# [What is needed]
Rewrite the listing from the line containing "Give me the" through the line containing "section-heading: SUGEROWANE USTAWIENIA", replacing "setting-subtitle" with "setting-description" and leaving everything else unchanged. Give only those lines, without the pictures.

# [Extracted material]
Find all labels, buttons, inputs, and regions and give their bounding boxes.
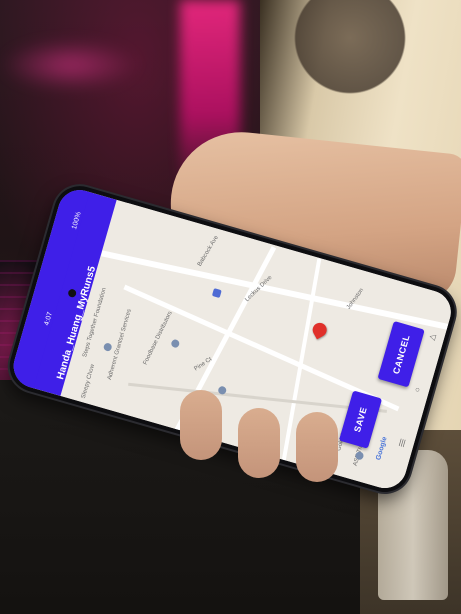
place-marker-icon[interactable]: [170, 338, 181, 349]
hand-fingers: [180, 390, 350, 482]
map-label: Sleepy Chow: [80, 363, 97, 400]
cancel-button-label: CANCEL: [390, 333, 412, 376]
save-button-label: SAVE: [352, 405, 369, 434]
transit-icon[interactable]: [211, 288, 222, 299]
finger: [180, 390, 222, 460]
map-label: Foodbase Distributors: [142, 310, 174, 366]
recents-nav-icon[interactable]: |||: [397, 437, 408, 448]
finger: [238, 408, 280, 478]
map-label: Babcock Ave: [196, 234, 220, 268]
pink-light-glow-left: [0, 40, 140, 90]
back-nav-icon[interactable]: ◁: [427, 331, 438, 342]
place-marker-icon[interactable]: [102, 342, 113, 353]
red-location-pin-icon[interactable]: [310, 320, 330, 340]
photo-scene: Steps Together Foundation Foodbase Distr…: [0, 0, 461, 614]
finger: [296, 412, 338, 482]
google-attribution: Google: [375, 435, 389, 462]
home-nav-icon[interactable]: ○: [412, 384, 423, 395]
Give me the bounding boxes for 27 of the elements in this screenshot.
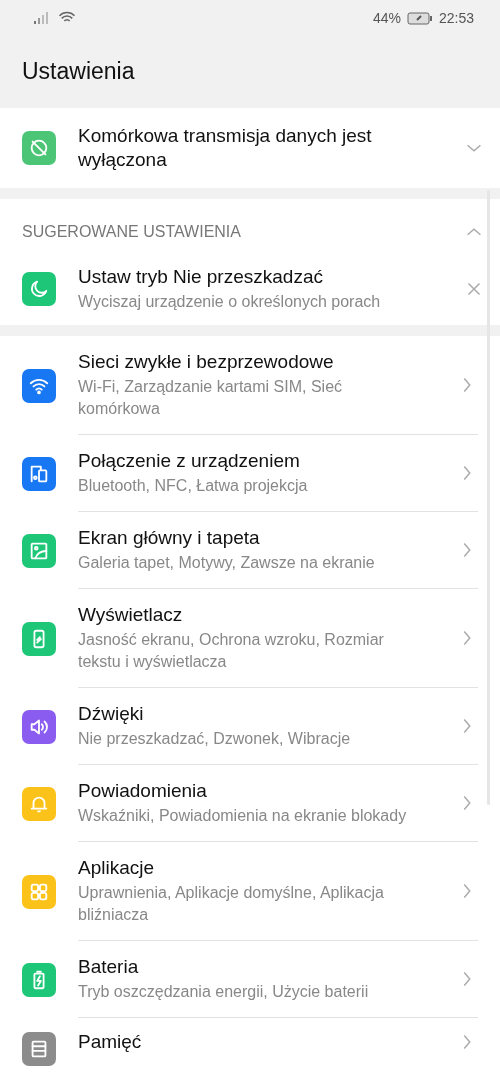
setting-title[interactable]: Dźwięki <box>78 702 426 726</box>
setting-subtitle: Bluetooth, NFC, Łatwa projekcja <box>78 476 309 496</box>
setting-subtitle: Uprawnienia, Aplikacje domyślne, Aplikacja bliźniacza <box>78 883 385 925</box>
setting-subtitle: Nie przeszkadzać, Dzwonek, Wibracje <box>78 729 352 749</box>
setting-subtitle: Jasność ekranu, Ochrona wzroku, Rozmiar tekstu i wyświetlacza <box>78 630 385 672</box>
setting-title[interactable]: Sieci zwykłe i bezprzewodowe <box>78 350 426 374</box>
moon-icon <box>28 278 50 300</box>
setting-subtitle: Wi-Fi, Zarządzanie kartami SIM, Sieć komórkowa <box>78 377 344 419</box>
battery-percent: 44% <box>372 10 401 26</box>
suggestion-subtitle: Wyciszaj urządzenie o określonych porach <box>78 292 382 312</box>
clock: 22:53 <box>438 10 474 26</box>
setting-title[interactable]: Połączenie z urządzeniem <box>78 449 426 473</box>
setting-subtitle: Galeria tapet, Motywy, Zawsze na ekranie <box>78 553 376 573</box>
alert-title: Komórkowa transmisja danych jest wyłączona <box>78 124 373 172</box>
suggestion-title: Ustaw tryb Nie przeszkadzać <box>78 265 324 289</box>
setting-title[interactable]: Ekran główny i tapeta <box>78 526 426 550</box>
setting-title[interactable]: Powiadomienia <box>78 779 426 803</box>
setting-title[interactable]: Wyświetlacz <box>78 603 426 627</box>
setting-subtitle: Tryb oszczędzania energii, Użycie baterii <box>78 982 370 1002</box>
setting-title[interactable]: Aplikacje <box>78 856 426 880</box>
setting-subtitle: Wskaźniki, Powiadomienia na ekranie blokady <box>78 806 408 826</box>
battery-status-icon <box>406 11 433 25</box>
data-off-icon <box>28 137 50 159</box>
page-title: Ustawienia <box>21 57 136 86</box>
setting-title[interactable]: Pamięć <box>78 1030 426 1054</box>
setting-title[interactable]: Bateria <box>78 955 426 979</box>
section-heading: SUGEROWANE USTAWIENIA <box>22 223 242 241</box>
--
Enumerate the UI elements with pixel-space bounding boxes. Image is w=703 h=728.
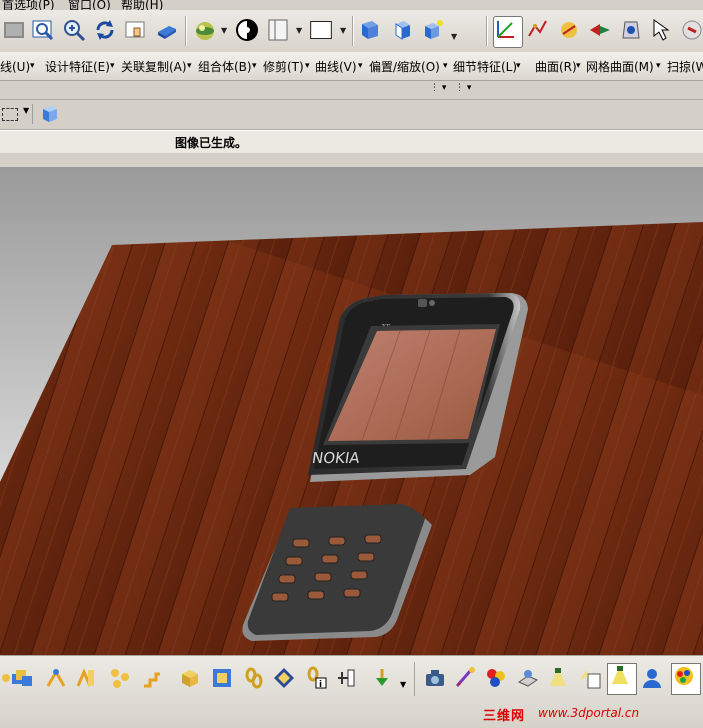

# [Written response]
Give me the bounding boxes for 27 of the elements in this screenshot.
setting-title[interactable]: Dźwięki <box>78 702 426 726</box>
setting-description: Bluetooth, NFC, Łatwa projekcja <box>78 476 309 496</box>
setting-description: Uprawnienia, Aplikacje domyślne, Aplikacja bliźniacza <box>78 883 385 925</box>
setting-description: Nie przeszkadzać, Dzwonek, Wibracje <box>78 729 352 749</box>
setting-description: Jasność ekranu, Ochrona wzroku, Rozmiar tekstu i wyświetlacza <box>78 630 385 672</box>
setting-title[interactable]: Sieci zwykłe i bezprzewodowe <box>78 350 426 374</box>
moon-icon <box>28 278 50 300</box>
setting-description: Wi-Fi, Zarządzanie kartami SIM, Sieć komórkowa <box>78 377 344 419</box>
battery-percent: 44% <box>372 10 401 26</box>
suggestion-subtitle: Wyciszaj urządzenie o określonych porach <box>78 292 382 312</box>
clock: 22:53 <box>438 10 474 26</box>
setting-title[interactable]: Połączenie z urządzeniem <box>78 449 426 473</box>
setting-description: Galeria tapet, Motywy, Zawsze na ekranie <box>78 553 376 573</box>
alert-title: Komórkowa transmisja danych jest wyłączona <box>78 124 373 172</box>
suggestion-title: Ustaw tryb Nie przeszkadzać <box>78 265 324 289</box>
setting-title[interactable]: Ekran główny i tapeta <box>78 526 426 550</box>
setting-title[interactable]: Powiadomienia <box>78 779 426 803</box>
setting-title[interactable]: Wyświetlacz <box>78 603 426 627</box>
setting-description: Tryb oszczędzania energii, Użycie baterii <box>78 982 370 1002</box>
setting-title[interactable]: Aplikacje <box>78 856 426 880</box>
setting-description: Wskaźniki, Powiadomienia na ekranie blokady <box>78 806 408 826</box>
battery-status-icon <box>406 11 433 25</box>
data-off-icon <box>28 137 50 159</box>
page-title: Ustawienia <box>21 57 136 86</box>
setting-title[interactable]: Pamięć <box>78 1030 426 1054</box>
setting-title[interactable]: Bateria <box>78 955 426 979</box>
section-heading: SUGEROWANE USTAWIENIA <box>22 223 242 241</box>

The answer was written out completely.